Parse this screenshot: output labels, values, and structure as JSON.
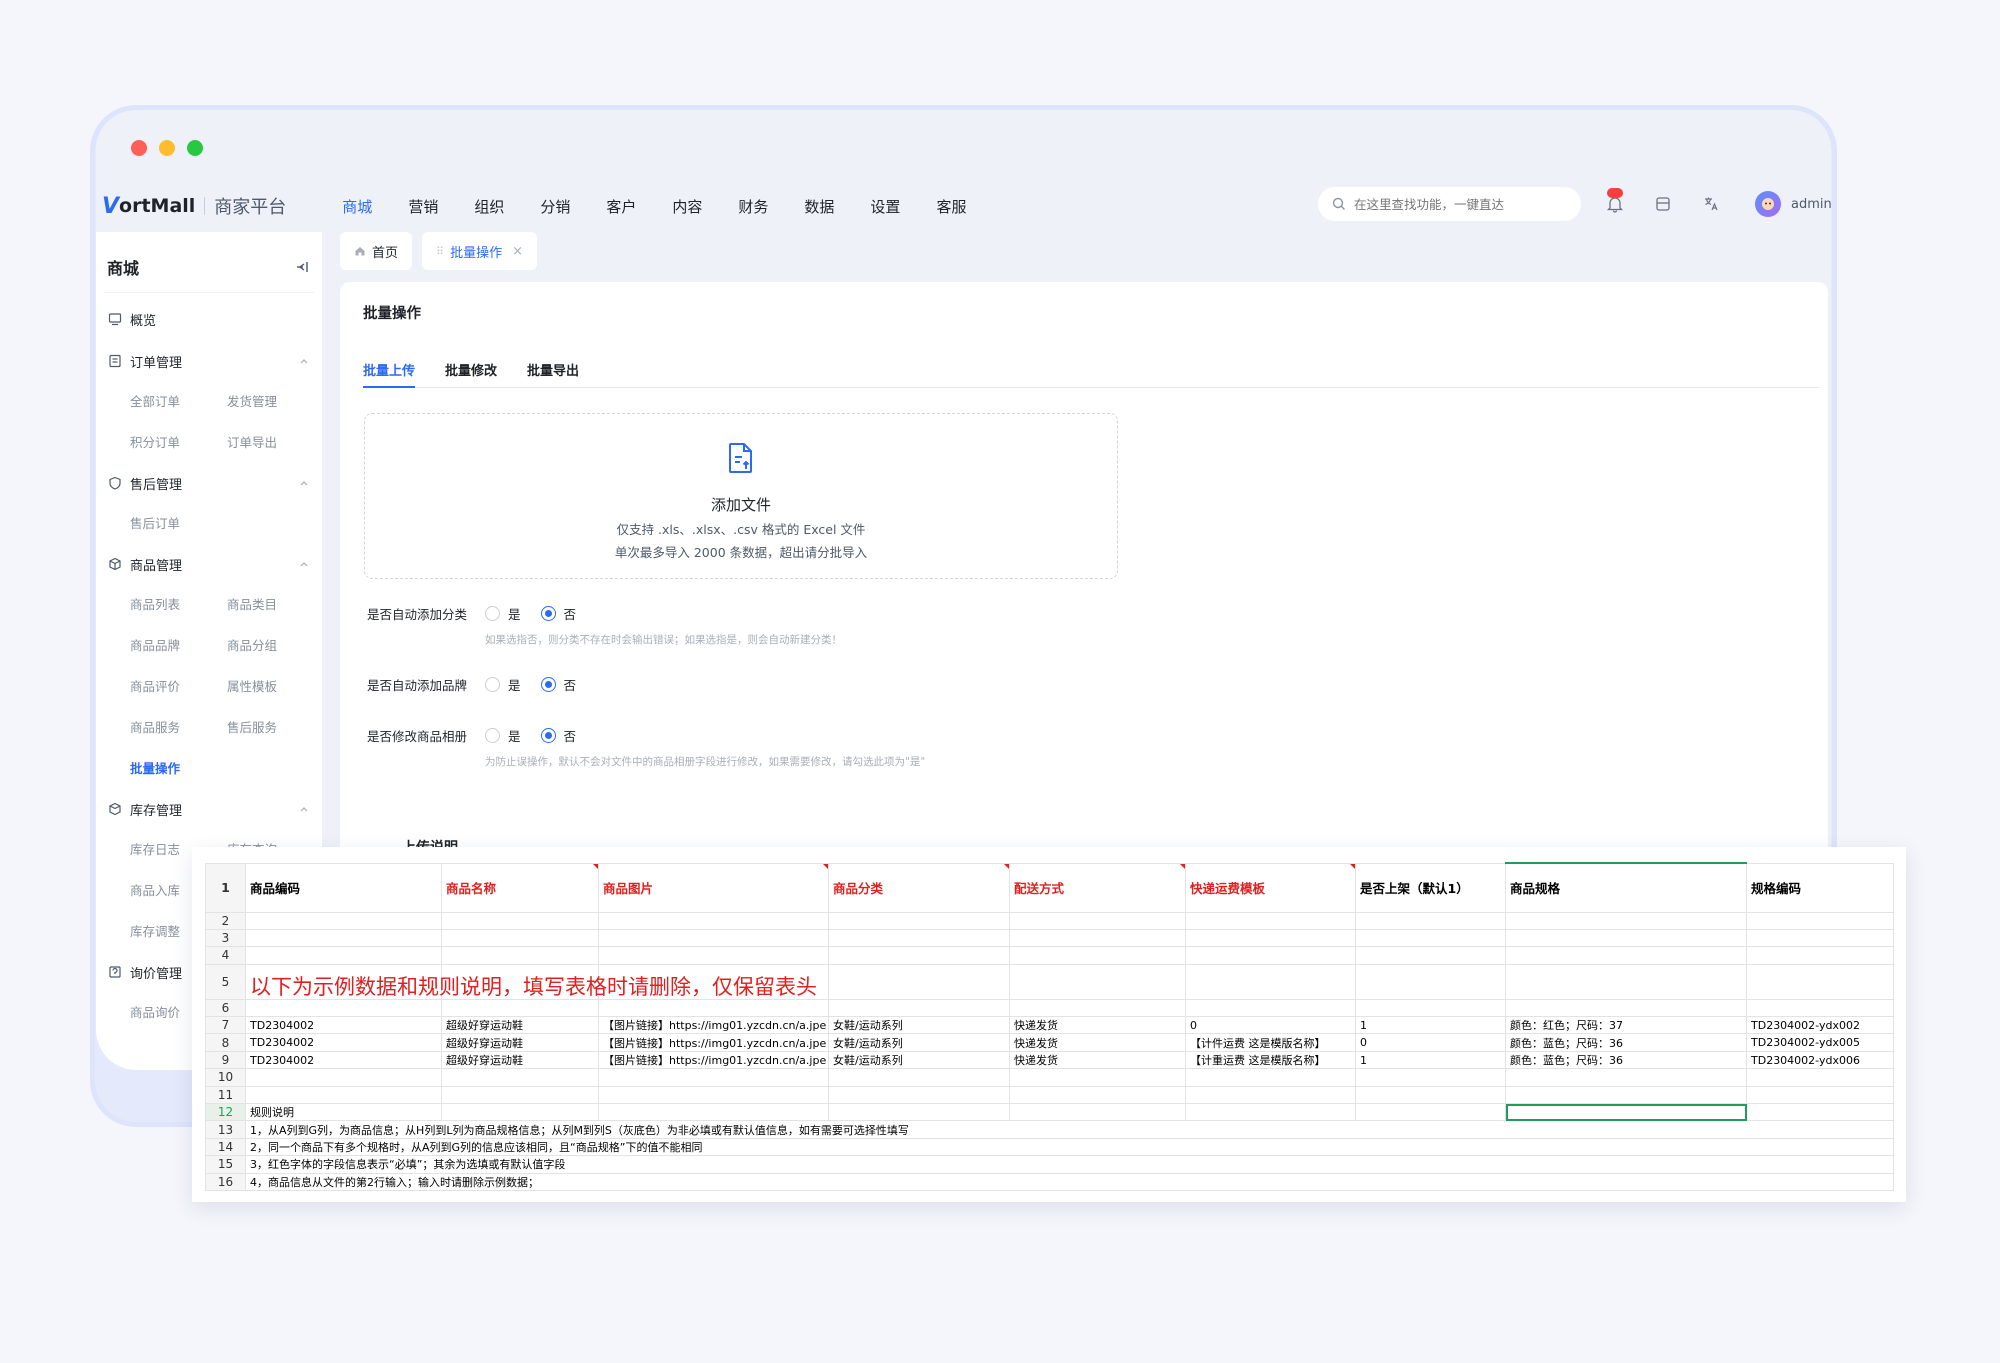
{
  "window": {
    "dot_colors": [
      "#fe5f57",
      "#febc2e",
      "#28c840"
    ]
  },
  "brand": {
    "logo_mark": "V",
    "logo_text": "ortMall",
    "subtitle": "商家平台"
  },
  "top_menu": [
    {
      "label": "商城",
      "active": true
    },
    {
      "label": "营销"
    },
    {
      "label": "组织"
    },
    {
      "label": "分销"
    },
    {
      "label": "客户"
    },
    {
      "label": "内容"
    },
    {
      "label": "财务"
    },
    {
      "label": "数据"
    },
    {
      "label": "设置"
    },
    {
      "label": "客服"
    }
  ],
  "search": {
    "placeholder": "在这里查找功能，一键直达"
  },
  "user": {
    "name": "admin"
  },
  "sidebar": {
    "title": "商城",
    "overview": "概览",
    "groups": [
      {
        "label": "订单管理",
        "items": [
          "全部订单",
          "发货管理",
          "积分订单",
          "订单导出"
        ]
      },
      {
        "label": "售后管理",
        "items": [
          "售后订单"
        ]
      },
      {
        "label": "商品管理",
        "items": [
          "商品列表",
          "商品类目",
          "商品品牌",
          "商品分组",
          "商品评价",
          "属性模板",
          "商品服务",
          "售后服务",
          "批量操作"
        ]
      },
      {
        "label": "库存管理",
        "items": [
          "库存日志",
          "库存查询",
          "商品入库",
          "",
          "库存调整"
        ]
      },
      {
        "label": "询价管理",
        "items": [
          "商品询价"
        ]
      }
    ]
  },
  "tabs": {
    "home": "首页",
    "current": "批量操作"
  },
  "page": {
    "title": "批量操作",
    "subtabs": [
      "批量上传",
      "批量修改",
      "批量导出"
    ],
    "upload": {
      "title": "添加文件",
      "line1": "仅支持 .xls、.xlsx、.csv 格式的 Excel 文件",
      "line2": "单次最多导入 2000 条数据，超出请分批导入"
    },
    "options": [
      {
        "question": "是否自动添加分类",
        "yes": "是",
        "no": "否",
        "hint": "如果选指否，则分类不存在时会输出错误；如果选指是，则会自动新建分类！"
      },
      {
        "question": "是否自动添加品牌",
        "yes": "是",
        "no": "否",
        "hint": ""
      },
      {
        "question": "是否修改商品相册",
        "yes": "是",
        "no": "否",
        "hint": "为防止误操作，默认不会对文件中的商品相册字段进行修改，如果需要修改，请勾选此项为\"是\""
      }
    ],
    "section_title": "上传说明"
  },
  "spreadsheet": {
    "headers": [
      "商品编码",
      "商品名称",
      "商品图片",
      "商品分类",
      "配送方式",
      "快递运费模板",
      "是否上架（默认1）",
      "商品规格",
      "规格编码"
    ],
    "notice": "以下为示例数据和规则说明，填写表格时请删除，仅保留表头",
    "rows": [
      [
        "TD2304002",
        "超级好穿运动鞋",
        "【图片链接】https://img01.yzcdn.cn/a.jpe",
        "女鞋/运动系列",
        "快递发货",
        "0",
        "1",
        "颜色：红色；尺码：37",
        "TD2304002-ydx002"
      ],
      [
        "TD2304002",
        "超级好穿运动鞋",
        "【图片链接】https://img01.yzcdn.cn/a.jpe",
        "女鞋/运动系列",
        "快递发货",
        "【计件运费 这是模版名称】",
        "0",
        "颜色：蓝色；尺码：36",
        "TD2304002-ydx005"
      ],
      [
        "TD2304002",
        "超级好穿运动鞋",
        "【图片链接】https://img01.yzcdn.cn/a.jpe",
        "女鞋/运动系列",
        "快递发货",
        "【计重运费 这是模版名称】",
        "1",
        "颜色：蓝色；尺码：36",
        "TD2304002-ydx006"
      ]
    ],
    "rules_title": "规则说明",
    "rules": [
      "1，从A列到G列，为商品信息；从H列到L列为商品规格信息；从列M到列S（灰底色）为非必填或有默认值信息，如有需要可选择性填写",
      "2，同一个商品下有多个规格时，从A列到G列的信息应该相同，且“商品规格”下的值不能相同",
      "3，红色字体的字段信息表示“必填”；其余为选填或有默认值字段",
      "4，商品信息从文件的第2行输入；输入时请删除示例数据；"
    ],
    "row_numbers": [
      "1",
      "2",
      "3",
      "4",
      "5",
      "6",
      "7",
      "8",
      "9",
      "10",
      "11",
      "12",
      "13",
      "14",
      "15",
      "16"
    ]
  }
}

- [Directive]
Check each line of these records for the string "hint" and state only how many lines have it.

- [Final result]
3